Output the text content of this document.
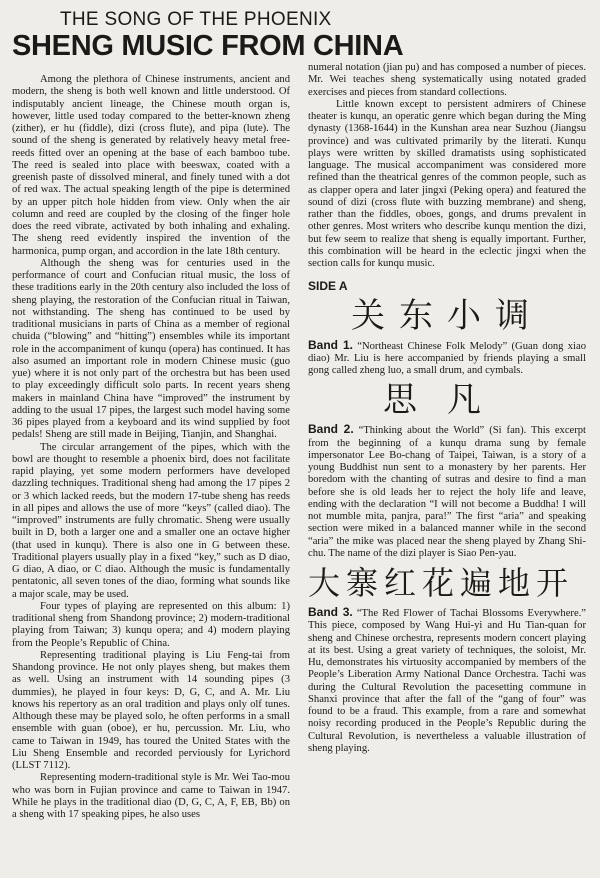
THE SONG OF THE PHOENIX
SHENG MUSIC FROM CHINA

Among the plethora of Chinese instruments, ancient and modern, the sheng is both well known and little understood. Of indisputably ancient lineage, the Chinese mouth organ is, however, little used today compared to the better-known zheng (zither), er hu (fiddle), dizi (cross flute), and pipa (lute). The sound of the sheng is generated by relatively heavy metal free-reeds fitted over an opening at the base of each bamboo tube. The reed is sealed into place with beeswax, coated with a greenish paste of dissolved mineral, and finely tuned with a dot of red wax. The actual speaking length of the pipe is determined by an upper pitch hole hidden from view. Only when the air column and reed are coupled by the closing of the finger hole does the reed vibrate, activated by both inhaling and exhaling. The sheng reed evidently inspired the invention of the harmonica, pump organ, and accordion in the late 18th century.

Although the sheng was for centuries used in the performance of court and Confucian ritual music, the loss of these traditions early in the 20th century also included the loss of sheng playing, the restoration of the Confucian ritual in Taiwan, not withstanding. The sheng has continued to be used by traditional musicians in parts of China as a member of regional chuida (“blowing” and “hitting”) ensembles while its important role in the accompaniment of kunqu (opera) has continued. It has also asumed an important role in modern Chinese music (guo yue) where it is not only part of the orchestra but has been used to play exceedingly difficult solo parts. In recent years sheng makers in mainland China have “improved” the instrument by adding to the usual 17 pipes, the largest such model having some 36 pipes played from a keyboard and its wind supplied by foot pedals! Sheng are still made in Beijing, Tianjin, and Shanghai.

The circular arrangement of the pipes, which with the bowl are thought to resemble a phoenix bird, does not facilitate rapid playing, yet some modern performers have developed dazzling techniques. Traditional sheng had among the 17 pipes 2 or 3 which lacked reeds, but the modern 17-tube sheng has reeds in all pipes and allows the use of more “keys” (called diao). The “improved” instruments are fully chromatic. Sheng were usually built in D, both a larger one and a smaller one an octave higher (that used in kunqu). There is also one in G between these. Traditional players usually play in a fixed “key,” such as D diao, G diao, A diao, or C diao. Although the music is fundamentally pentatonic, all seven tones of the diao, forming what sounds like a major scale, may be used.

Four types of playing are represented on this album: 1) traditional sheng from Shandong province; 2) modern-traditional playing from Taiwan; 3) kunqu opera; and 4) modern playing from the People’s Republic of China.

Representing traditional playing is Liu Feng-tai from Shandong province. He not only playes sheng, but makes them as well. Using an instrument with 14 sounding pipes (3 dummies), he played in four keys: D, G, C, and A. Mr. Liu knows his repertory as an oral tradition and plays only olf tunes. Although these may be played solo, he often performs in a small ensemble with guan (oboe), er hu, percussion. Mr. Liu, who came to Taiwan in 1949, has toured the United States with the Liu Sheng Ensemble and recorded perviously for Lyrichord (LLST 7112).

Representing modern-traditional style is Mr. Wei Tao-mou who was born in Fujian province and came to Taiwan in 1947. While he plays in the traditional diao (D, G, C, A, F, EB, Bb) on a sheng with 17 speaking pipes, he also uses

numeral notation (jian pu) and has composed a number of pieces. Mr. Wei teaches sheng systematically using notated graded exercises and pieces from standard collections.

Little known except to persistent admirers of Chinese theater is kunqu, an operatic genre which began during the Ming dynasty (1368-1644) in the Kunshan area near Suzhou (Jiangsu province) and was cultivated primarily by the literati. Kunqu plays were written by skilled dramatists using sophisticated language. The musical accompaniment was considered more refined than the theatrical genres of the common people, such as as clapper opera and later jingxi (Peking opera) and featured the sound of dizi (cross flute with buzzing membrane) and sheng, rather than the fiddles, oboes, gongs, and drums prevalent in other genres. Most writers who describe kunqu mention the dizi, but few seem to realize that sheng is equally important. Further, this combination will be heard in the eclectic jingxi when the section calls for kunqu music.

SIDE A
关东小调

Band 1. “Northeast Chinese Folk Melody” (Guan dong xiao diao) Mr. Liu is here accompanied by friends playing a small gong called zheng luo, a small drum, and cymbals.

思凡

Band 2. “Thinking about the World” (Si fan). This excerpt from the beginning of a kunqu drama sung by female impersonator Lee Bo-chang of Taipei, Taiwan, is a story of a young Buddhist nun sent to a monastery by her parents. Her boredom with the chanting of sutras and desire to find a man before she is old leads her to reject the holy life and leave, ending with the declaration “I will not become a Buddha! I will not mumble mita, panjra, para!” The first “aria” and speaking section were miked in a balanced manner while in the second “aria” the mike was placed near the sheng played by Zhang Shi-chu. The name of the dizi player is Siao Pen-yau.

大寨红花遍地开

Band 3. “The Red Flower of Tachai Blossoms Everywhere.” This piece, composed by Wang Hui-yi and Hu Tian-quan for sheng and Chinese orchestra, represents modern concert playing at its best. Using a great variety of techniques, the soloist, Mr. Hu, demonstrates his virtuosity accompanied by members of the People’s Liberation Army National Dance Orchestra. Tachi was during the Cultural Revolution the pacesetting commune in Shanxi province that after the fall of the “gang of four” was found to be a fraud. This example, from a rare and somewhat noisy recording produced in the People’s Republic during the Cultural Revolution, is nevertheless a valuable illustration of sheng playing.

▶ [Given problem]
With the pictures omitted, reproduce the records in full and exactly.

▶ [Full solution]
Output the text content of this document.
THE SONG OF THE PHOENIX
SHENG MUSIC FROM CHINA

Among the plethora of Chinese instruments, ancient and modern, the sheng is both well known and little understood. Of indisputably ancient lineage, the Chinese mouth organ is, however, little used today compared to the better-known zheng (zither), er hu (fiddle), dizi (cross flute), and pipa (lute). The sound of the sheng is generated by relatively heavy metal free-reeds fitted over an opening at the base of each bamboo tube. The reed is sealed into place with beeswax, coated with a greenish paste of dissolved mineral, and finely tuned with a dot of red wax. The actual speaking length of the pipe is determined by an upper pitch hole hidden from view. Only when the air column and reed are coupled by the closing of the finger hole does the reed vibrate, activated by both inhaling and exhaling. The sheng reed evidently inspired the invention of the harmonica, pump organ, and accordion in the late 18th century.

Although the sheng was for centuries used in the performance of court and Confucian ritual music, the loss of these traditions early in the 20th century also included the loss of sheng playing, the restoration of the Confucian ritual in Taiwan, not withstanding. The sheng has continued to be used by traditional musicians in parts of China as a member of regional chuida (“blowing” and “hitting”) ensembles while its important role in the accompaniment of kunqu (opera) has continued. It has also asumed an important role in modern Chinese music (guo yue) where it is not only part of the orchestra but has been used to play exceedingly difficult solo parts. In recent years sheng makers in mainland China have “improved” the instrument by adding to the usual 17 pipes, the largest such model having some 36 pipes played from a keyboard and its wind supplied by foot pedals! Sheng are still made in Beijing, Tianjin, and Shanghai.

The circular arrangement of the pipes, which with the bowl are thought to resemble a phoenix bird, does not facilitate rapid playing, yet some modern performers have developed dazzling techniques. Traditional sheng had among the 17 pipes 2 or 3 which lacked reeds, but the modern 17-tube sheng has reeds in all pipes and allows the use of more “keys” (called diao). The “improved” instruments are fully chromatic. Sheng were usually built in D, both a larger one and a smaller one an octave higher (that used in kunqu). There is also one in G between these. Traditional players usually play in a fixed “key,” such as D diao, G diao, A diao, or C diao. Although the music is fundamentally pentatonic, all seven tones of the diao, forming what sounds like a major scale, may be used.

Four types of playing are represented on this album: 1) traditional sheng from Shandong province; 2) modern-traditional playing from Taiwan; 3) kunqu opera; and 4) modern playing from the People’s Republic of China.

Representing traditional playing is Liu Feng-tai from Shandong province. He not only playes sheng, but makes them as well. Using an instrument with 14 sounding pipes (3 dummies), he played in four keys: D, G, C, and A. Mr. Liu knows his repertory as an oral tradition and plays only olf tunes. Although these may be played solo, he often performs in a small ensemble with guan (oboe), er hu, percussion. Mr. Liu, who came to Taiwan in 1949, has toured the United States with the Liu Sheng Ensemble and recorded perviously for Lyrichord (LLST 7112).

Representing modern-traditional style is Mr. Wei Tao-mou who was born in Fujian province and came to Taiwan in 1947. While he plays in the traditional diao (D, G, C, A, F, EB, Bb) on a sheng with 17 speaking pipes, he also uses

numeral notation (jian pu) and has composed a number of pieces. Mr. Wei teaches sheng systematically using notated graded exercises and pieces from standard collections.

Little known except to persistent admirers of Chinese theater is kunqu, an operatic genre which began during the Ming dynasty (1368-1644) in the Kunshan area near Suzhou (Jiangsu province) and was cultivated primarily by the literati. Kunqu plays were written by skilled dramatists using sophisticated language. The musical accompaniment was considered more refined than the theatrical genres of the common people, such as as clapper opera and later jingxi (Peking opera) and featured the sound of dizi (cross flute with buzzing membrane) and sheng, rather than the fiddles, oboes, gongs, and drums prevalent in other genres. Most writers who describe kunqu mention the dizi, but few seem to realize that sheng is equally important. Further, this combination will be heard in the eclectic jingxi when the section calls for kunqu music.

SIDE A
关东小调

Band 1. “Northeast Chinese Folk Melody” (Guan dong xiao diao) Mr. Liu is here accompanied by friends playing a small gong called zheng luo, a small drum, and cymbals.

思凡

Band 2. “Thinking about the World” (Si fan). This excerpt from the beginning of a kunqu drama sung by female impersonator Lee Bo-chang of Taipei, Taiwan, is a story of a young Buddhist nun sent to a monastery by her parents. Her boredom with the chanting of sutras and desire to find a man before she is old leads her to reject the holy life and leave, ending with the declaration “I will not become a Buddha! I will not mumble mita, panjra, para!” The first “aria” and speaking section were miked in a balanced manner while in the second “aria” the mike was placed near the sheng played by Zhang Shi-chu. The name of the dizi player is Siao Pen-yau.

大寨红花遍地开

Band 3. “The Red Flower of Tachai Blossoms Everywhere.” This piece, composed by Wang Hui-yi and Hu Tian-quan for sheng and Chinese orchestra, represents modern concert playing at its best. Using a great variety of techniques, the soloist, Mr. Hu, demonstrates his virtuosity accompanied by members of the People’s Liberation Army National Dance Orchestra. Tachi was during the Cultural Revolution the pacesetting commune in Shanxi province that after the fall of the “gang of four” was found to be a fraud. This example, from a rare and somewhat noisy recording produced in the People’s Republic during the Cultural Revolution, is nevertheless a valuable illustration of sheng playing.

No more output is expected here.